Could you give back, word for word, every line of the material from its very beginning through the line that contains "y-tick-label: 2.50 <box>638 608 660 619</box>", including that line?
-------- Given records
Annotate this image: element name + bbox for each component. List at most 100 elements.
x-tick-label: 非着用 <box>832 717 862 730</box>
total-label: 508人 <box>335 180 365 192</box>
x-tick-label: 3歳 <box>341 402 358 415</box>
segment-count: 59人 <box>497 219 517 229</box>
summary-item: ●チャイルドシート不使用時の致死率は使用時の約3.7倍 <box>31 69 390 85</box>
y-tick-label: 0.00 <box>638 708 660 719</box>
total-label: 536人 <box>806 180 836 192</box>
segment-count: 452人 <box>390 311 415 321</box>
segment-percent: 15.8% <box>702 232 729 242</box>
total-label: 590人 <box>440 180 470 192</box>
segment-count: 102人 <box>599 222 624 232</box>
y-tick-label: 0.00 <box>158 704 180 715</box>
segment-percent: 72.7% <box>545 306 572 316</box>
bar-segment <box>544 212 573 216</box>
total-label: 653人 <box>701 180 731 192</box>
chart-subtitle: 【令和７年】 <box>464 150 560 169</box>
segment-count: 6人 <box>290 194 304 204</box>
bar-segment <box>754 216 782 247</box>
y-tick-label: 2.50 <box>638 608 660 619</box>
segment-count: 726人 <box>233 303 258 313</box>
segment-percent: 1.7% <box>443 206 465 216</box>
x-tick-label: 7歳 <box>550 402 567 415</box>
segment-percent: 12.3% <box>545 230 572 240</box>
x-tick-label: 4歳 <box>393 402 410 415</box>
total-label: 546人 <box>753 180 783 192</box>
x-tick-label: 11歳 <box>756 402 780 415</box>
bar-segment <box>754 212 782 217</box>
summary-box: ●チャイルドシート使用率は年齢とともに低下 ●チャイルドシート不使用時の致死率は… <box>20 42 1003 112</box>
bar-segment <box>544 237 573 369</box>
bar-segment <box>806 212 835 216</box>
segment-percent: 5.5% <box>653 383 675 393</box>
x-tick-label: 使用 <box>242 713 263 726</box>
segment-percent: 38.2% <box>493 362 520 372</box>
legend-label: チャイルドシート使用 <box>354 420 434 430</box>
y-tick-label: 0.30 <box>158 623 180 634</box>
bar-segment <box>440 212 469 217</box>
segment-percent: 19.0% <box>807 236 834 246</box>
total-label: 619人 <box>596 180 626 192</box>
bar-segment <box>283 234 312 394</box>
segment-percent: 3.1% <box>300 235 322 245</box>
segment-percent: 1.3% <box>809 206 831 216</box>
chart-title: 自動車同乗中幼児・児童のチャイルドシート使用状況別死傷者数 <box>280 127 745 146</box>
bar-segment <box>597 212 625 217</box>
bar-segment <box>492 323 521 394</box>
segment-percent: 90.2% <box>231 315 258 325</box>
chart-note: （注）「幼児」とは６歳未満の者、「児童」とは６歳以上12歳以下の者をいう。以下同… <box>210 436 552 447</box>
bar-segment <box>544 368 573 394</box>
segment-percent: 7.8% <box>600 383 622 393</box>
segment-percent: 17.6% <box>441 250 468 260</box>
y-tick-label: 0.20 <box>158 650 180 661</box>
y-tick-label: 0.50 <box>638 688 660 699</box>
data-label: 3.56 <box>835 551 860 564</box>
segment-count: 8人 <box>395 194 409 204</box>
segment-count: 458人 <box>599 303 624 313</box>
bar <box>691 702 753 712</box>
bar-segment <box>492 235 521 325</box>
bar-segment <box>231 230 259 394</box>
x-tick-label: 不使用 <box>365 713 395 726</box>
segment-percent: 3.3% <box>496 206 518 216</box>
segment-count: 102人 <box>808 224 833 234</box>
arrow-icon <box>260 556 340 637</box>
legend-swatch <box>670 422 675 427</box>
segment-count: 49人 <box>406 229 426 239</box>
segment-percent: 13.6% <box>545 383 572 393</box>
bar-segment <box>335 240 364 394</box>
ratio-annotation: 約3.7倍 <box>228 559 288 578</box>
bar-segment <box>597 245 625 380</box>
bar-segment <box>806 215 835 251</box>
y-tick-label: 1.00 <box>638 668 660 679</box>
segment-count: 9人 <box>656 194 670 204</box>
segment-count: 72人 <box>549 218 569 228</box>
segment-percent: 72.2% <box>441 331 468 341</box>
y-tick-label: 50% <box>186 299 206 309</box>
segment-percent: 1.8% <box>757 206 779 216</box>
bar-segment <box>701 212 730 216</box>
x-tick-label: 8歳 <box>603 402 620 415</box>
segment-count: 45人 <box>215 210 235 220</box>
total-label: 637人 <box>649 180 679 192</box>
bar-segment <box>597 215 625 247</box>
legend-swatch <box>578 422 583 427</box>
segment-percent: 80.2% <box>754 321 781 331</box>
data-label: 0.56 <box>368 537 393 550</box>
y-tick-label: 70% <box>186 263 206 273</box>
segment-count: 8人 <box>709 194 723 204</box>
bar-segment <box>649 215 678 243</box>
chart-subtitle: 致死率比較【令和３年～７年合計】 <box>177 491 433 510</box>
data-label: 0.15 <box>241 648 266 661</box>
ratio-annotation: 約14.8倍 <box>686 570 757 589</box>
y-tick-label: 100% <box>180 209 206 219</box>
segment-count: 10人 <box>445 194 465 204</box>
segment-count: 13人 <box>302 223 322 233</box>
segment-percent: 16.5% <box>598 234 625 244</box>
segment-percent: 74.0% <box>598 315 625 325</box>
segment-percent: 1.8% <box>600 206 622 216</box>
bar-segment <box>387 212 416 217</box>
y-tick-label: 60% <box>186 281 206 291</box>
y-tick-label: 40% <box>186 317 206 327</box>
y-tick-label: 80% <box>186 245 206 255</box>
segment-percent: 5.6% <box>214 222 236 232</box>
----------------
◆ **Result**
Annotate this image: element name + bbox for each component. List at most 100 elements.
x-tick-label: 非着用 <box>832 717 862 730</box>
total-label: 508人 <box>335 180 365 192</box>
x-tick-label: 3歳 <box>341 402 358 415</box>
segment-count: 59人 <box>497 219 517 229</box>
summary-item: ●チャイルドシート不使用時の致死率は使用時の約3.7倍 <box>31 69 390 85</box>
y-tick-label: 0.00 <box>638 708 660 719</box>
total-label: 536人 <box>806 180 836 192</box>
segment-count: 452人 <box>390 311 415 321</box>
segment-percent: 15.8% <box>702 232 729 242</box>
total-label: 590人 <box>440 180 470 192</box>
segment-count: 102人 <box>599 222 624 232</box>
y-tick-label: 0.00 <box>158 704 180 715</box>
segment-percent: 72.7% <box>545 306 572 316</box>
bar-segment <box>544 212 573 216</box>
total-label: 653人 <box>701 180 731 192</box>
chart-subtitle: 【令和７年】 <box>464 150 560 169</box>
segment-count: 6人 <box>290 194 304 204</box>
bar-segment <box>754 216 782 247</box>
y-tick-label: 2.50 <box>638 608 660 619</box>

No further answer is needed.